→ **INPUT ROWS**:
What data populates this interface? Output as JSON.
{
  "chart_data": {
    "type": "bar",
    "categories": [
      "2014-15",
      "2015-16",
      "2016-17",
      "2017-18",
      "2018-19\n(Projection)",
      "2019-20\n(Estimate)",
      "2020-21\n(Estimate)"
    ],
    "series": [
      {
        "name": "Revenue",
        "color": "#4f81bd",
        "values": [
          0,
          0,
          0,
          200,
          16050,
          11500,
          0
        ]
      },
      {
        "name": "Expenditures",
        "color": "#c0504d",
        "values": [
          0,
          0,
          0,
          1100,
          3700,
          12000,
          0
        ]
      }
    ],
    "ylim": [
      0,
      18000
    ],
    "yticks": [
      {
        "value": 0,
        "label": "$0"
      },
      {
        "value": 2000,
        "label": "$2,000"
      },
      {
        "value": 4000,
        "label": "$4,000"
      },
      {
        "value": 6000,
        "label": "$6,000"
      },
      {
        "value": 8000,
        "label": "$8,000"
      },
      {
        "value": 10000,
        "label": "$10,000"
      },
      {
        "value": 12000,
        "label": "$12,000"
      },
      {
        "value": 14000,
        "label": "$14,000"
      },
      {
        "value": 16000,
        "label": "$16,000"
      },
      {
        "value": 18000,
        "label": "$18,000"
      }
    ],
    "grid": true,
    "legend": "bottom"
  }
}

→ **TO BE DONE**: Return each line of the data exactly as written above.

→ **RESULT OF THIS EXERCISE**:
What data populates this interface? Output as JSON.
{
  "chart_data": {
    "type": "bar",
    "categories": [
      "2014-15",
      "2015-16",
      "2016-17",
      "2017-18",
      "2018-19\n(Projection)",
      "2019-20\n(Estimate)",
      "2020-21\n(Estimate)"
    ],
    "series": [
      {
        "name": "Revenue",
        "color": "#4f81bd",
        "values": [
          0,
          0,
          0,
          200,
          16050,
          11500,
          0
        ]
      },
      {
        "name": "Expenditures",
        "color": "#c0504d",
        "values": [
          0,
          0,
          0,
          1100,
          3700,
          12000,
          0
        ]
      }
    ],
    "ylim": [
      0,
      18000
    ],
    "yticks": [
      {
        "value": 0,
        "label": "$0"
      },
      {
        "value": 2000,
        "label": "$2,000"
      },
      {
        "value": 4000,
        "label": "$4,000"
      },
      {
        "value": 6000,
        "label": "$6,000"
      },
      {
        "value": 8000,
        "label": "$8,000"
      },
      {
        "value": 10000,
        "label": "$10,000"
      },
      {
        "value": 12000,
        "label": "$12,000"
      },
      {
        "value": 14000,
        "label": "$14,000"
      },
      {
        "value": 16000,
        "label": "$16,000"
      },
      {
        "value": 18000,
        "label": "$18,000"
      }
    ],
    "grid": true,
    "legend": "bottom"
  }
}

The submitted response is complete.